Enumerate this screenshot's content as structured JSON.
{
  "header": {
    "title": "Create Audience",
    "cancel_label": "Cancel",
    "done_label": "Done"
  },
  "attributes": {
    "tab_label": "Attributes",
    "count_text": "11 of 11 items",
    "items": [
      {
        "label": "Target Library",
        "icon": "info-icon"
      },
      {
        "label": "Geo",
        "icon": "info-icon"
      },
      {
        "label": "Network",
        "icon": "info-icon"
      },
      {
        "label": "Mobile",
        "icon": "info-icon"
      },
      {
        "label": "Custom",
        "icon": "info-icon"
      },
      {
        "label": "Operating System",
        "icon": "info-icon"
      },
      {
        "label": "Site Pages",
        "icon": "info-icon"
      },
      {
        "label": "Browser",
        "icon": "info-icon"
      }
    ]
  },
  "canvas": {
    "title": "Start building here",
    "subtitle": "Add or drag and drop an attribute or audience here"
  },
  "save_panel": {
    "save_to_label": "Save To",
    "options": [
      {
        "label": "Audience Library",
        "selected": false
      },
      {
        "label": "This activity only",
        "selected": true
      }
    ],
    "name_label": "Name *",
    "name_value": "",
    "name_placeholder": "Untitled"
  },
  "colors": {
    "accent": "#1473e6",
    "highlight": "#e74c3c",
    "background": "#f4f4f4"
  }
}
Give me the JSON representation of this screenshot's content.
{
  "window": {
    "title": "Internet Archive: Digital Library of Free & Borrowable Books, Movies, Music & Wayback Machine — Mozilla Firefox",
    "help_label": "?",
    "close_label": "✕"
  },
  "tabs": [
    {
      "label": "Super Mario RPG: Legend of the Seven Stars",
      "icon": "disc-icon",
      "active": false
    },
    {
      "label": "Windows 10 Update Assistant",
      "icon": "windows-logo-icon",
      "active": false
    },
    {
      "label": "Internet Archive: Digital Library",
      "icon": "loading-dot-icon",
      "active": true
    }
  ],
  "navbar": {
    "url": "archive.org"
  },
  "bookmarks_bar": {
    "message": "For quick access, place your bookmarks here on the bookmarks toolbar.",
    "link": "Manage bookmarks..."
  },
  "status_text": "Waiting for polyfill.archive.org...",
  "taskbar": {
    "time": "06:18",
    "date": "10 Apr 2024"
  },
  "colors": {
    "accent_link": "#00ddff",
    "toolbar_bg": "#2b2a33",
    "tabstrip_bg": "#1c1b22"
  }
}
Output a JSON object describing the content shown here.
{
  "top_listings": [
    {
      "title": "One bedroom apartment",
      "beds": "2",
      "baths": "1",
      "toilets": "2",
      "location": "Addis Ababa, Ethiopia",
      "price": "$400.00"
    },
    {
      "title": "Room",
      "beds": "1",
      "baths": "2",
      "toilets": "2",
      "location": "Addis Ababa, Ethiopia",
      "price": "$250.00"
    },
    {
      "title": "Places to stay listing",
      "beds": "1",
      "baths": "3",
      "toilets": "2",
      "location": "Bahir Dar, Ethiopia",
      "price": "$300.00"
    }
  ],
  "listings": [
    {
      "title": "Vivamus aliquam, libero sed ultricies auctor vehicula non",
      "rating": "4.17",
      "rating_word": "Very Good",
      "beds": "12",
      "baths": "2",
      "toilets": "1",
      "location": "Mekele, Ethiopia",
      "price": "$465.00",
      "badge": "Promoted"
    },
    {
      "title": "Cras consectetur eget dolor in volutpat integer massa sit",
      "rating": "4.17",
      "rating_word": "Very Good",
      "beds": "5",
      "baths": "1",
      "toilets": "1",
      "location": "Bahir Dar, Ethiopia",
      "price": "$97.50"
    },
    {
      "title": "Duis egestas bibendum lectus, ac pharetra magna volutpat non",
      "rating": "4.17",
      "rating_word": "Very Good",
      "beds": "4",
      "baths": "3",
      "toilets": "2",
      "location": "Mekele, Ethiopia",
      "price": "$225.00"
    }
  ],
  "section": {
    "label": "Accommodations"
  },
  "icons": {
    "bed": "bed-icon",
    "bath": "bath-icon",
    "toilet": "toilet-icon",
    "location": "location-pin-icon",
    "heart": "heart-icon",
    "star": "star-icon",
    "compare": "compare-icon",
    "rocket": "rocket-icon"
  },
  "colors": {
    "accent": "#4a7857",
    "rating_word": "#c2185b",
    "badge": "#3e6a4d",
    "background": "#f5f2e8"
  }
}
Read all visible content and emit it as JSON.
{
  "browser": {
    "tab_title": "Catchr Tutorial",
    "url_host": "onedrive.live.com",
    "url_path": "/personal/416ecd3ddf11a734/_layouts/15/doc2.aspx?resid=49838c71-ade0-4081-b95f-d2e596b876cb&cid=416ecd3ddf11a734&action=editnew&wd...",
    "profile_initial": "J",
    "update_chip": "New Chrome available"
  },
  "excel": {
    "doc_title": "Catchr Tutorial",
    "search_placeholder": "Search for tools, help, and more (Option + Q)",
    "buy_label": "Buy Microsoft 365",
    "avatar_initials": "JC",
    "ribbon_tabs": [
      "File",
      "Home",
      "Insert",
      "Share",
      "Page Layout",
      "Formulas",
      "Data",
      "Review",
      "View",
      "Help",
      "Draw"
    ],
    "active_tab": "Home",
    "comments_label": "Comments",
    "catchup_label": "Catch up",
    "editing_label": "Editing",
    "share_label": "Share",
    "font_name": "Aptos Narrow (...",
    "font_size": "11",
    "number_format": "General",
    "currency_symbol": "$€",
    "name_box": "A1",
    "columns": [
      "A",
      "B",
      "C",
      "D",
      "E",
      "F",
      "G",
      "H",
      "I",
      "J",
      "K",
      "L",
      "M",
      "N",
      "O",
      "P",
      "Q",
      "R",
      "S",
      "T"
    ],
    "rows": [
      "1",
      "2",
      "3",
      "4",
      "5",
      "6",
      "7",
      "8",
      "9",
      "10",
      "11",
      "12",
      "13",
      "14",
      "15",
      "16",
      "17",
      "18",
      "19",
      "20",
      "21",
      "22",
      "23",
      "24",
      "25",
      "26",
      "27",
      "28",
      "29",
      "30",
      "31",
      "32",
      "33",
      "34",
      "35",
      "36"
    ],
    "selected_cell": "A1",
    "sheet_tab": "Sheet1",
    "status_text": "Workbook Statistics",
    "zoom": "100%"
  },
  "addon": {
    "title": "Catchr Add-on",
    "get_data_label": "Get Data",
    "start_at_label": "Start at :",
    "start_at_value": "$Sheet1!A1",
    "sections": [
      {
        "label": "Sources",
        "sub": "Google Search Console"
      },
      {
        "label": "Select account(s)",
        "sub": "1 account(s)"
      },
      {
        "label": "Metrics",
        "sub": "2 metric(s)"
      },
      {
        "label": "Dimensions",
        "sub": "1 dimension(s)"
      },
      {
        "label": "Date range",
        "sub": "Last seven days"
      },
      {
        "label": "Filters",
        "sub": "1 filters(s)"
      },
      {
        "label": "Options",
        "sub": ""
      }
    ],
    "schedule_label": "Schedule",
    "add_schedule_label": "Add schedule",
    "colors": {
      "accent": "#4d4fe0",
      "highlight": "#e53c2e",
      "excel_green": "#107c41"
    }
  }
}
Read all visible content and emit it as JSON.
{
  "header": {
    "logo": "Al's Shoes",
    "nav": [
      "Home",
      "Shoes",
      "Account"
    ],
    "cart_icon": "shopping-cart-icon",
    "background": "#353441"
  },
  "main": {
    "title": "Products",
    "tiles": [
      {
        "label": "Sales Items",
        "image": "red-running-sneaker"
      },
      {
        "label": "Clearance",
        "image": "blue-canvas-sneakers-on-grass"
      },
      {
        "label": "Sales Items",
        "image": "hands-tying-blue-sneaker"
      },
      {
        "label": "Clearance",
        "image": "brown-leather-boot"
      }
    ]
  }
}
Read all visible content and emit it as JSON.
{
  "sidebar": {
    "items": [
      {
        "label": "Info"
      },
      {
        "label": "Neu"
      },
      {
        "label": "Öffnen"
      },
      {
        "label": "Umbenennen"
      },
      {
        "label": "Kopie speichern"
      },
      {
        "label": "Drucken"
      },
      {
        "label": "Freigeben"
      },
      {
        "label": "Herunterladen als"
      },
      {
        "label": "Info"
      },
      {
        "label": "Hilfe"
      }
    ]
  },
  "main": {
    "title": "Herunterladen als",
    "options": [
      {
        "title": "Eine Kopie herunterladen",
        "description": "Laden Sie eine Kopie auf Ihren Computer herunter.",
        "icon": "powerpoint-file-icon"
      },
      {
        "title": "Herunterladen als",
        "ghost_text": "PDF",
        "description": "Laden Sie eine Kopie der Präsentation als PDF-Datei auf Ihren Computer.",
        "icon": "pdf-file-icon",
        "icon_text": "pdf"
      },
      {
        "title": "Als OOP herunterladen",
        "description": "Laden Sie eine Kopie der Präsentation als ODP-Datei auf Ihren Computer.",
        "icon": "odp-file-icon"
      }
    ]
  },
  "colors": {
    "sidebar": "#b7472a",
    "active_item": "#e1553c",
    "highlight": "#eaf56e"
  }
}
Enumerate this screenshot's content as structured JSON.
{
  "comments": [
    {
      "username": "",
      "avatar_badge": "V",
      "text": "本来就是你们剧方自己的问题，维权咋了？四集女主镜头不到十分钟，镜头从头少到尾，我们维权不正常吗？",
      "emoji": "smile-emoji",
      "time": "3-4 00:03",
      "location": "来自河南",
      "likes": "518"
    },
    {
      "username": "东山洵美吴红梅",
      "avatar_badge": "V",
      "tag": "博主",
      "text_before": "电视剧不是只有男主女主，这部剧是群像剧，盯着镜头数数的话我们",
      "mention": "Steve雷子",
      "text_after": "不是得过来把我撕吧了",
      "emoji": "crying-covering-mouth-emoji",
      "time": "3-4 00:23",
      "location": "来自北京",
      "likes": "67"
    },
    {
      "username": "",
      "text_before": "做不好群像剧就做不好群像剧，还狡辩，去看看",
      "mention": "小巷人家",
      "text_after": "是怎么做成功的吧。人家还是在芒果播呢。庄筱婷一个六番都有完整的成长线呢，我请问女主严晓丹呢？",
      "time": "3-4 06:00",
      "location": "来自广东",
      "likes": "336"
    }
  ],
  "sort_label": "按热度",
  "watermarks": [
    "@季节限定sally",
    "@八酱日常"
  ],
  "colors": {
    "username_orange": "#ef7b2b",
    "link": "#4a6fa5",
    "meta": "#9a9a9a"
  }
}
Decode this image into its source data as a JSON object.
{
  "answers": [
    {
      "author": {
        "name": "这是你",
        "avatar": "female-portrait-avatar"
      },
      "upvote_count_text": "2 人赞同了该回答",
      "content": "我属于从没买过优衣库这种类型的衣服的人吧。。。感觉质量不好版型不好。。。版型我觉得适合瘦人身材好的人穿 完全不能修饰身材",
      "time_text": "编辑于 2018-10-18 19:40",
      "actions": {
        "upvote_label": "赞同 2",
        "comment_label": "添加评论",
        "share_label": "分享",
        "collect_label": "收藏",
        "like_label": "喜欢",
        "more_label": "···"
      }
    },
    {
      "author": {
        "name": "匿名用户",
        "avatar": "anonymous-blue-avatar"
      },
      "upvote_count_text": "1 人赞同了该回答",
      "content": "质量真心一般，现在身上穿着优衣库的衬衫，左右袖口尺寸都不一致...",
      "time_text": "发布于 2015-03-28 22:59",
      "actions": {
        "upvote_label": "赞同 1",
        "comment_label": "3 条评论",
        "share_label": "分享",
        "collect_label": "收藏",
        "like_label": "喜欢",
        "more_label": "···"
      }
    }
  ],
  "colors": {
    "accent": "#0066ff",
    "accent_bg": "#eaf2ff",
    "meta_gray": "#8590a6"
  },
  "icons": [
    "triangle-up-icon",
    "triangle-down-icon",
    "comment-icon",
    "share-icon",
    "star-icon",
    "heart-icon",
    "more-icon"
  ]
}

- Short task: From the line containing "Decode this image" through the final line of the listing above, retype every line exactly; leave out everything else.

- Response for this exercise:
Decode this image into its source data as a JSON object.
{
  "answers": [
    {
      "author": {
        "name": "这是你",
        "avatar": "female-portrait-avatar"
      },
      "upvote_count_text": "2 人赞同了该回答",
      "content": "我属于从没买过优衣库这种类型的衣服的人吧。。。感觉质量不好版型不好。。。版型我觉得适合瘦人身材好的人穿 完全不能修饰身材",
      "time_text": "编辑于 2018-10-18 19:40",
      "actions": {
        "upvote_label": "赞同 2",
        "comment_label": "添加评论",
        "share_label": "分享",
        "collect_label": "收藏",
        "like_label": "喜欢",
        "more_label": "···"
      }
    },
    {
      "author": {
        "name": "匿名用户",
        "avatar": "anonymous-blue-avatar"
      },
      "upvote_count_text": "1 人赞同了该回答",
      "content": "质量真心一般，现在身上穿着优衣库的衬衫，左右袖口尺寸都不一致...",
      "time_text": "发布于 2015-03-28 22:59",
      "actions": {
        "upvote_label": "赞同 1",
        "comment_label": "3 条评论",
        "share_label": "分享",
        "collect_label": "收藏",
        "like_label": "喜欢",
        "more_label": "···"
      }
    }
  ],
  "colors": {
    "accent": "#0066ff",
    "accent_bg": "#eaf2ff",
    "meta_gray": "#8590a6"
  },
  "icons": [
    "triangle-up-icon",
    "triangle-down-icon",
    "comment-icon",
    "share-icon",
    "star-icon",
    "heart-icon",
    "more-icon"
  ]
}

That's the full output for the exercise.